Dati di annotazione del layout visivo
-*-*-

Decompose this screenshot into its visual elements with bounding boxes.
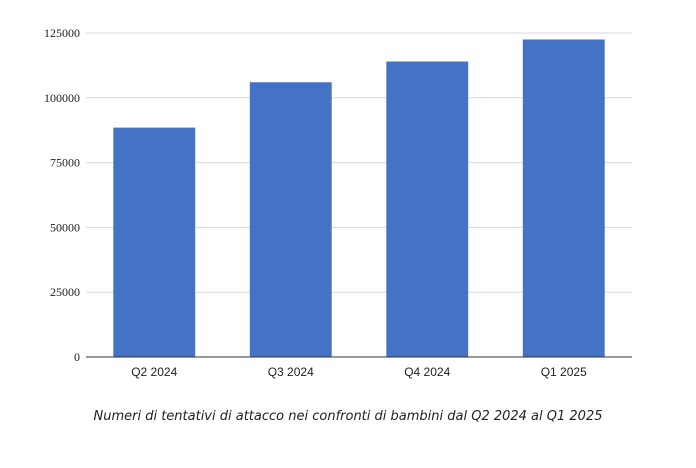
bar-chart: 0 25000 50000 75000 100000 125000 Q2 2024 Q3 2… xyxy=(44,26,632,379)
y-tick-label: 0 xyxy=(74,350,80,364)
bar-q4-2024 xyxy=(386,61,469,358)
x-tick-label: Q1 2025 xyxy=(541,365,587,379)
x-axis-ticks: Q2 2024 Q3 2024 Q4 2024 Q1 2025 xyxy=(131,365,587,379)
chart-caption: Numeri di tentativi di attacco nei confr… xyxy=(93,409,603,424)
bar-q3-2024 xyxy=(249,82,332,358)
y-tick-label: 100000 xyxy=(44,91,80,105)
y-tick-label: 25000 xyxy=(50,285,80,299)
bar-q1-2025 xyxy=(522,39,605,357)
bar-q2-2024 xyxy=(113,127,196,357)
y-tick-label: 75000 xyxy=(50,156,80,170)
bars xyxy=(113,39,605,358)
y-tick-label: 125000 xyxy=(44,26,80,40)
x-tick-label: Q4 2024 xyxy=(404,365,450,379)
x-tick-label: Q3 2024 xyxy=(268,365,314,379)
y-axis-ticks: 0 25000 50000 75000 100000 125000 xyxy=(44,26,80,364)
x-tick-label: Q2 2024 xyxy=(131,365,177,379)
y-tick-label: 50000 xyxy=(50,220,80,234)
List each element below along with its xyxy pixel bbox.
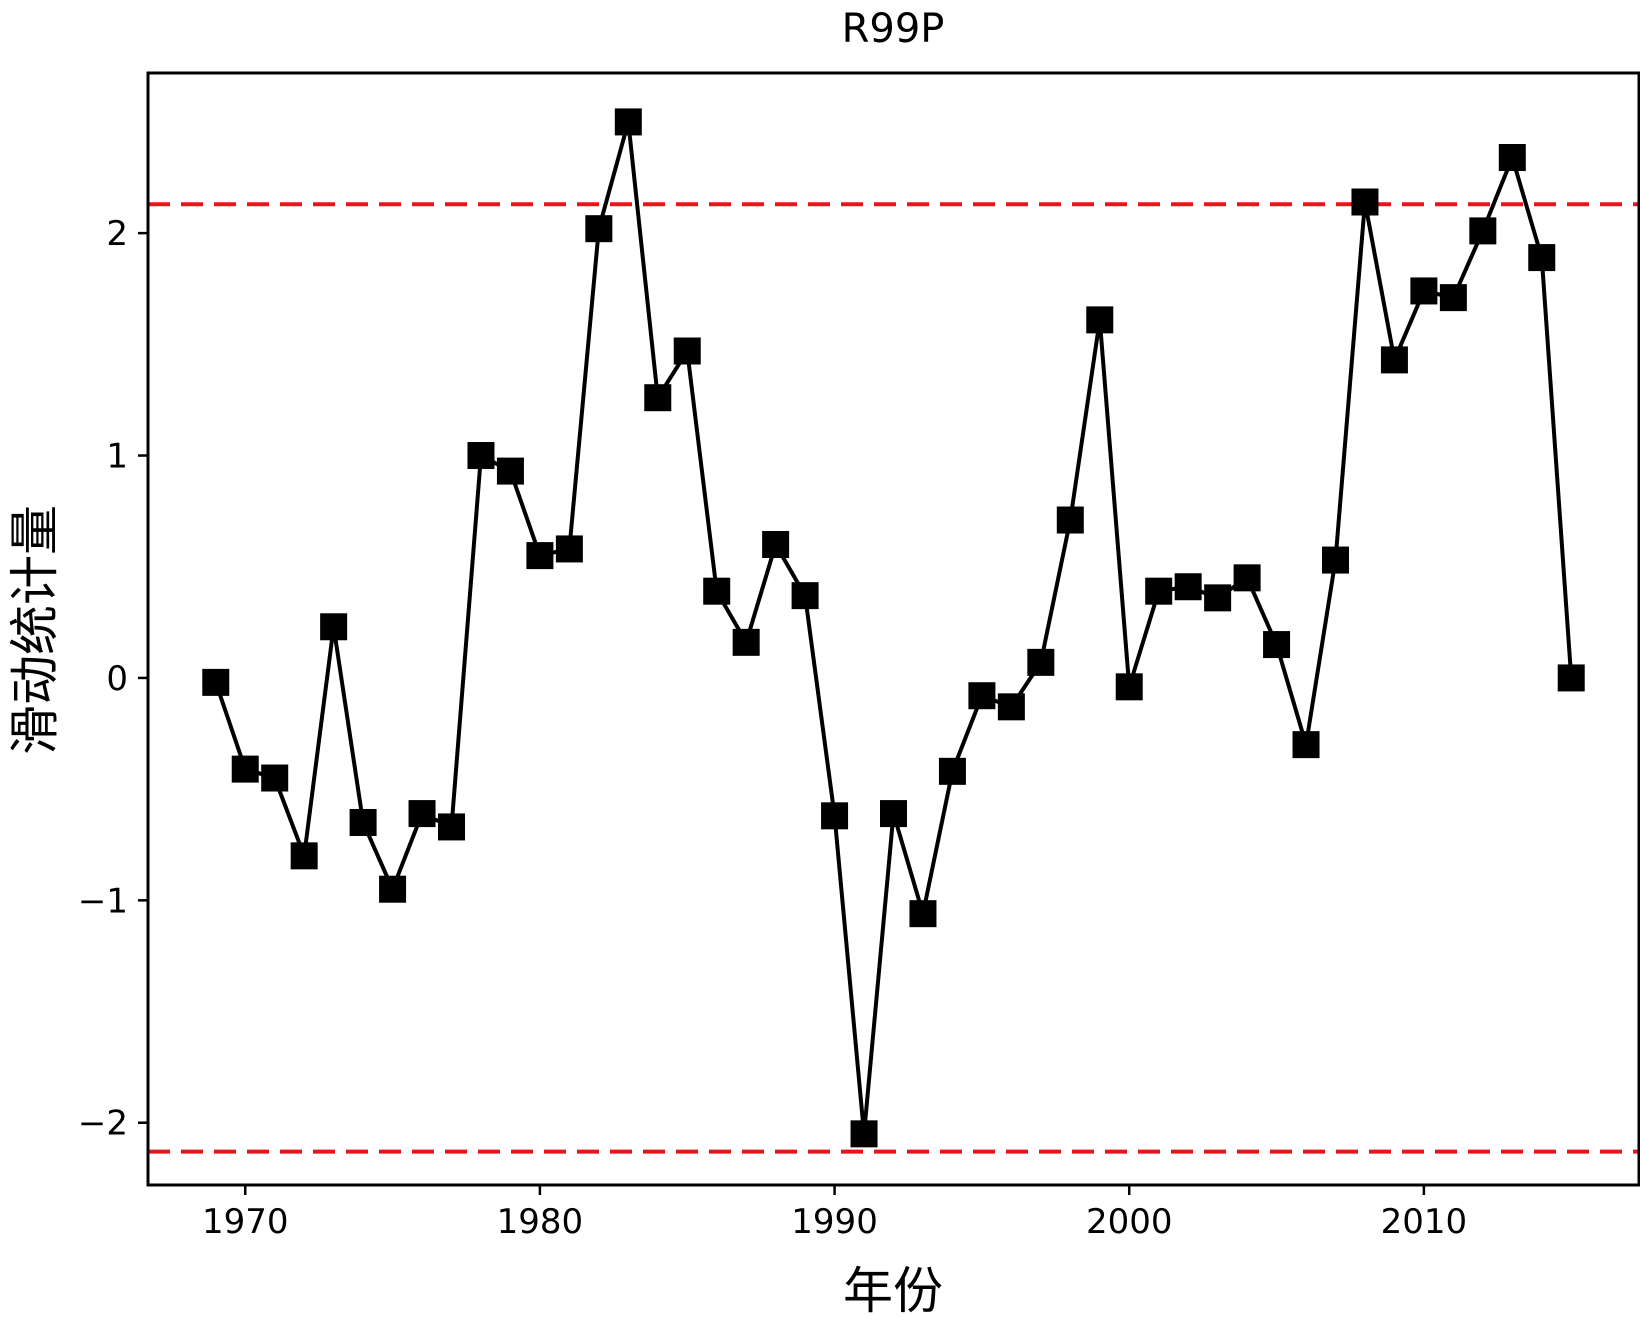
data-point	[231, 755, 259, 783]
data-point	[555, 535, 583, 563]
y-tick-label: −2	[78, 1104, 128, 1144]
data-point	[467, 442, 495, 470]
data-point	[1498, 144, 1526, 172]
data-point	[821, 802, 849, 830]
y-tick-label: −1	[78, 881, 128, 921]
x-tick-label: 2010	[1381, 1202, 1468, 1242]
data-point	[1204, 584, 1232, 612]
data-point	[261, 764, 289, 792]
y-tick-label: 2	[106, 214, 128, 254]
data-point	[791, 582, 819, 610]
data-point	[320, 613, 348, 641]
x-tick-label: 1980	[497, 1202, 584, 1242]
data-point	[408, 800, 436, 828]
y-tick-label: 0	[106, 659, 128, 699]
data-point	[1528, 244, 1556, 272]
y-tick-label: 1	[106, 437, 128, 477]
y-axis-ticks: −2 −1 0 1 2	[78, 214, 148, 1144]
data-point	[850, 1120, 878, 1148]
data-point	[1380, 346, 1408, 374]
x-axis-ticks: 1970 1980 1990 2000 2010	[202, 1185, 1467, 1242]
data-point	[1351, 188, 1379, 216]
data-point	[762, 530, 790, 558]
data-point	[1292, 731, 1320, 759]
data-point	[673, 337, 701, 365]
plot-frame	[146, 71, 1640, 1187]
data-point	[1056, 506, 1084, 534]
data-point	[1439, 284, 1467, 312]
data-point	[938, 757, 966, 785]
data-point	[614, 108, 642, 136]
x-axis-title: 年份	[843, 1262, 943, 1320]
data-point	[202, 668, 230, 696]
y-axis-title: 滑动统计量	[6, 505, 64, 755]
data-point	[526, 542, 554, 570]
x-tick-label: 1970	[202, 1202, 289, 1242]
series-line	[213, 119, 1574, 1136]
data-point	[1086, 306, 1114, 334]
data-point	[1321, 546, 1349, 574]
data-point	[1027, 648, 1055, 676]
data-point	[644, 384, 672, 412]
data-point	[909, 900, 937, 928]
data-point	[290, 842, 318, 870]
data-point	[1174, 573, 1202, 601]
data-point	[585, 215, 613, 243]
data-point	[496, 457, 524, 485]
data-point	[997, 693, 1025, 721]
data-point	[349, 808, 377, 836]
data-point	[732, 628, 760, 656]
x-tick-label: 1990	[791, 1202, 878, 1242]
data-point	[438, 813, 466, 841]
data-point	[1115, 673, 1143, 701]
data-point	[968, 682, 996, 710]
data-point	[1233, 564, 1261, 592]
data-point	[1263, 631, 1291, 659]
data-point	[1145, 577, 1173, 605]
chart-title: R99P	[842, 6, 945, 52]
data-point	[1557, 664, 1585, 692]
data-point	[1410, 277, 1438, 305]
data-point	[703, 577, 731, 605]
plot-layer	[148, 108, 1639, 1154]
data-point	[880, 800, 907, 828]
x-tick-label: 2000	[1086, 1202, 1173, 1242]
data-point	[379, 875, 407, 903]
data-point	[1469, 217, 1497, 245]
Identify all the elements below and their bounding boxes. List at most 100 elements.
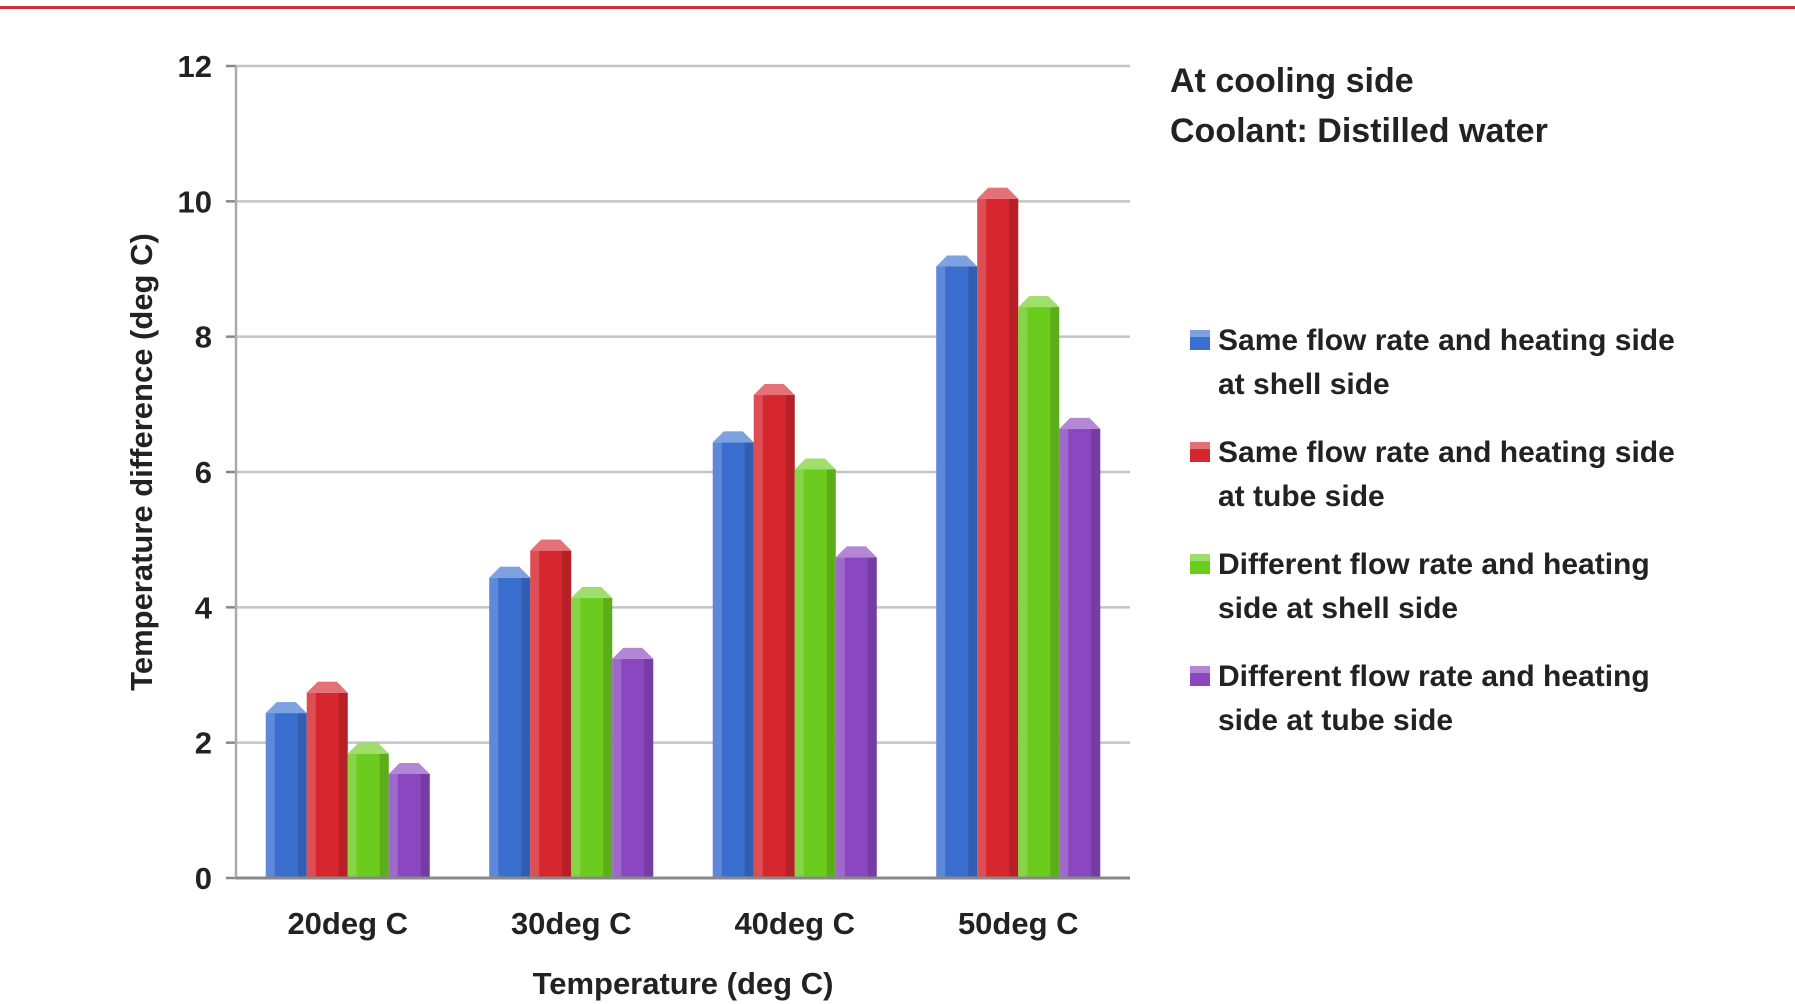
bar-1-3 xyxy=(612,647,654,878)
bar-cap-shine xyxy=(1018,296,1060,308)
bar-cap-shine xyxy=(489,566,531,578)
bar-cap xyxy=(753,384,795,396)
y-tick-labels: 0 2 4 6 8 10 12 xyxy=(178,49,213,896)
bar-1-0 xyxy=(489,566,531,878)
x-axis-title: Temperature (deg C) xyxy=(533,966,834,1001)
bar-shade xyxy=(785,395,795,878)
annotation-line: Coolant: Distilled water xyxy=(1170,112,1548,150)
bar-cap-shine xyxy=(530,539,572,551)
bar-body xyxy=(1018,307,1060,879)
bar-body xyxy=(753,395,795,878)
bar-body xyxy=(835,557,877,878)
legend-swatch xyxy=(1190,554,1210,574)
top-border-rule xyxy=(0,6,1795,9)
bar-highlight xyxy=(712,442,722,878)
bar-shade xyxy=(1009,198,1019,879)
bar-highlight xyxy=(489,577,499,878)
legend-label: Same flow rate and heating side xyxy=(1218,436,1675,469)
bar-body xyxy=(1059,428,1101,878)
bar-shade xyxy=(521,577,531,878)
y-tick-label: 8 xyxy=(195,320,212,355)
legend: Same flow rate and heating side at shell … xyxy=(1190,324,1675,737)
legend-label: side at shell side xyxy=(1218,592,1458,625)
bar-highlight xyxy=(265,713,275,878)
bar-body xyxy=(265,713,307,878)
bar-cap-shine xyxy=(835,546,877,558)
bar-highlight xyxy=(530,550,540,878)
bar-shade xyxy=(644,658,654,878)
legend-swatch xyxy=(1190,666,1210,686)
bar-cap xyxy=(936,255,978,267)
x-tick-label: 40deg C xyxy=(734,906,855,941)
bar-highlight xyxy=(347,753,357,878)
bar-highlight xyxy=(936,266,946,878)
bar-2-2 xyxy=(794,458,836,878)
bar-shade xyxy=(379,753,389,878)
bar-cap-shine xyxy=(612,647,654,659)
y-axis-title: Temperature difference (deg C) xyxy=(124,233,159,691)
bar-cap xyxy=(712,431,754,443)
legend-label: at tube side xyxy=(1218,480,1385,513)
bar-shade xyxy=(744,442,754,878)
x-tick-label: 20deg C xyxy=(287,906,408,941)
bar-1-1 xyxy=(530,539,572,878)
bar-0-1 xyxy=(306,681,348,878)
bar-highlight xyxy=(977,198,987,879)
bar-body xyxy=(936,266,978,878)
legend-label: side at tube side xyxy=(1218,704,1453,737)
legend-label: Different flow rate and heating xyxy=(1218,660,1650,693)
y-tick-label: 4 xyxy=(195,590,213,625)
bar-1-2 xyxy=(571,587,613,878)
bar-cap-shine xyxy=(753,384,795,396)
bar-3-1 xyxy=(977,187,1019,879)
bar-highlight xyxy=(1059,428,1069,878)
bar-3-3 xyxy=(1059,417,1101,878)
bar-cap-shine xyxy=(306,681,348,693)
bar-2-3 xyxy=(835,546,877,878)
bar-cap xyxy=(306,681,348,693)
annotation-block: At cooling side Coolant: Distilled water xyxy=(1170,62,1548,150)
legend-swatch-shine xyxy=(1190,442,1210,449)
bar-0-2 xyxy=(347,742,389,878)
y-tick-label: 12 xyxy=(178,49,212,84)
bar-cap-shine xyxy=(794,458,836,470)
bar-cap xyxy=(1018,296,1060,308)
y-tick-label: 10 xyxy=(178,184,212,219)
bar-shade xyxy=(968,266,978,878)
bar-highlight xyxy=(306,692,316,878)
x-tick-label: 50deg C xyxy=(958,906,1079,941)
x-tick-label: 30deg C xyxy=(511,906,632,941)
bar-shade xyxy=(562,550,572,878)
bar-2-0 xyxy=(712,431,754,878)
legend-label: Same flow rate and heating side xyxy=(1218,324,1675,357)
bar-cap-shine xyxy=(1059,417,1101,429)
bar-cap xyxy=(794,458,836,470)
y-tick-label: 0 xyxy=(195,861,212,896)
legend-swatch-shine xyxy=(1190,554,1210,561)
bar-cap xyxy=(265,702,307,714)
legend-label: Different flow rate and heating xyxy=(1218,548,1650,581)
bar-body xyxy=(388,773,430,878)
bar-shade xyxy=(603,598,613,878)
bar-body xyxy=(612,658,654,878)
bar-shade xyxy=(297,713,307,878)
legend-label: at shell side xyxy=(1218,368,1390,401)
bar-cap-shine xyxy=(388,762,430,774)
bar-body xyxy=(530,550,572,878)
bar-cap-shine xyxy=(936,255,978,267)
bar-shade xyxy=(1050,307,1060,879)
bar-highlight xyxy=(612,658,622,878)
bar-cap-shine xyxy=(571,587,613,599)
legend-swatch-shine xyxy=(1190,666,1210,673)
bar-cap-shine xyxy=(265,702,307,714)
annotation-line: At cooling side xyxy=(1170,62,1414,100)
legend-item: Different flow rate and heating side at s… xyxy=(1190,548,1650,625)
bar-cap xyxy=(489,566,531,578)
bar-cap xyxy=(530,539,572,551)
bar-3-2 xyxy=(1018,296,1060,879)
y-tick-label: 2 xyxy=(195,726,212,761)
x-tick-labels: 20deg C 30deg C 40deg C 50deg C xyxy=(287,906,1078,941)
bar-cap-shine xyxy=(712,431,754,443)
bar-shade xyxy=(826,469,836,878)
bar-cap-shine xyxy=(347,742,389,754)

-*-*-

DESCRIZIONE DEL PROBLEMA: Indica solo il numero di righe dei record qui sopra che contengono la stringa "annotation".

RISULTATO: 3